* What needs to be done
Go through the listing and return every line with "AMBATO" in it.

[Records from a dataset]

● ● ●

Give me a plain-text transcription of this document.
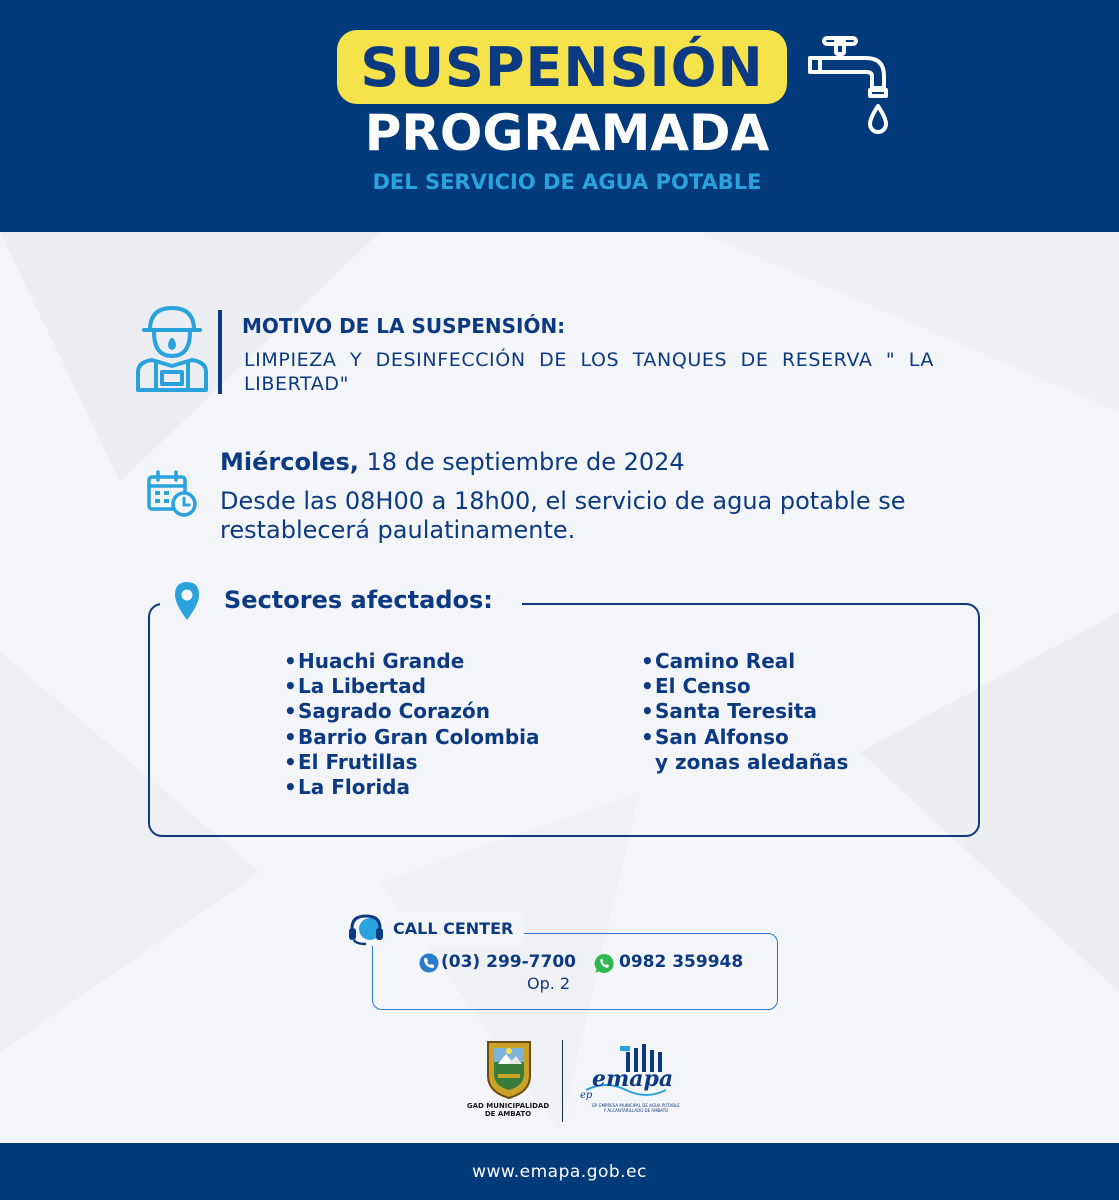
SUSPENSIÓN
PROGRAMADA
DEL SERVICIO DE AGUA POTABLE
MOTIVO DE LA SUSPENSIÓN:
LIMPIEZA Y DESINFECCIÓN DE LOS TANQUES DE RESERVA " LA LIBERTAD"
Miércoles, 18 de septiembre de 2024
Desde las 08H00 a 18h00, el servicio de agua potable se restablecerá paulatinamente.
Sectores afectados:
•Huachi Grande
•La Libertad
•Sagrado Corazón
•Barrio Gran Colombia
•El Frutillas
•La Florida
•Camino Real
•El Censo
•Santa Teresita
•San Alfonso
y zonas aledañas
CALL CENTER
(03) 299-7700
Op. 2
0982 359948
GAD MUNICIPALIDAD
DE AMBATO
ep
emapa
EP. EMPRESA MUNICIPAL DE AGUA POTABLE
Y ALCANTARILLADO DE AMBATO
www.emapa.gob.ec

● ● ●

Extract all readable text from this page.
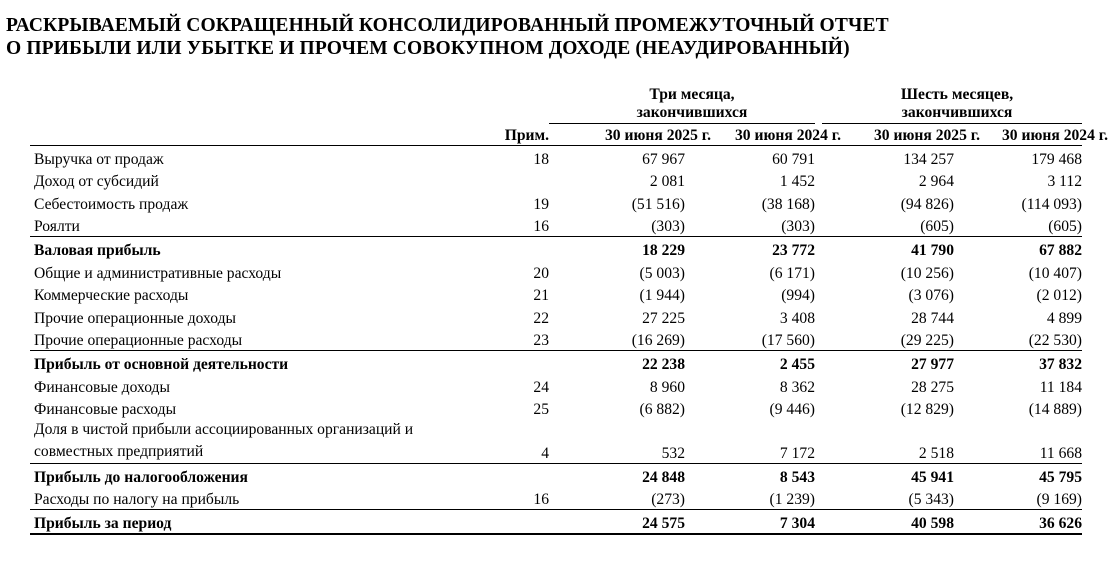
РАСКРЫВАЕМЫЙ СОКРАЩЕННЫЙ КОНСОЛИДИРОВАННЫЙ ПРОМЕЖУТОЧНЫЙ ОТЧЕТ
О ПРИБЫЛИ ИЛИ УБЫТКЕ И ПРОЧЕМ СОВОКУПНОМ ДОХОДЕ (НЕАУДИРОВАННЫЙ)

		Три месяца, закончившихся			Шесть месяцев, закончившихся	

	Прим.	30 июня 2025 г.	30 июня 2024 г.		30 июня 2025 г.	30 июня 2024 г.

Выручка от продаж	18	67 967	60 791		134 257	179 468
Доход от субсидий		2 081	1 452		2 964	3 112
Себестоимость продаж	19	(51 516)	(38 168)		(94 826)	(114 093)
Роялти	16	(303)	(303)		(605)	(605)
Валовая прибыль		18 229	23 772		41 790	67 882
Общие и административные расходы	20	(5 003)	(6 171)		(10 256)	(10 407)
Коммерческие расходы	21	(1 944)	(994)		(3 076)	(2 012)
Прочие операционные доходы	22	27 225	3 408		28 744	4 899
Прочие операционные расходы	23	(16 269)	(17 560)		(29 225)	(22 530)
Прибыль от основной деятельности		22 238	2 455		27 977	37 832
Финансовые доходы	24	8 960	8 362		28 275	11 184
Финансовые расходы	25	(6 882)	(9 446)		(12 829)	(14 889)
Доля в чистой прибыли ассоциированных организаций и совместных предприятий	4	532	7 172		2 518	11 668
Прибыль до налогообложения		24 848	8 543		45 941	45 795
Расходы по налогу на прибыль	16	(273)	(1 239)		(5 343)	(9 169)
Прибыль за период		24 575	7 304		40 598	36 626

● ● ●

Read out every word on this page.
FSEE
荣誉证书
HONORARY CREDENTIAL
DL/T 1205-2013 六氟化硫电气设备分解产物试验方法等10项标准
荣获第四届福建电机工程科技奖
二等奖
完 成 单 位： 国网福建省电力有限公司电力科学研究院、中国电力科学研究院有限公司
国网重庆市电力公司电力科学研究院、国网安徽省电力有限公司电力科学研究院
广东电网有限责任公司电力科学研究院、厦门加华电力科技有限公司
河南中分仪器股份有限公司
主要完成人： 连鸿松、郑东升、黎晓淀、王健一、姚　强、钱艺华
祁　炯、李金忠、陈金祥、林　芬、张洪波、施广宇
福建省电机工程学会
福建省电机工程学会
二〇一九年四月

● ● ●

* Exercise output
DE AMBATO
Y ALCANTARILLADO DE AMBATO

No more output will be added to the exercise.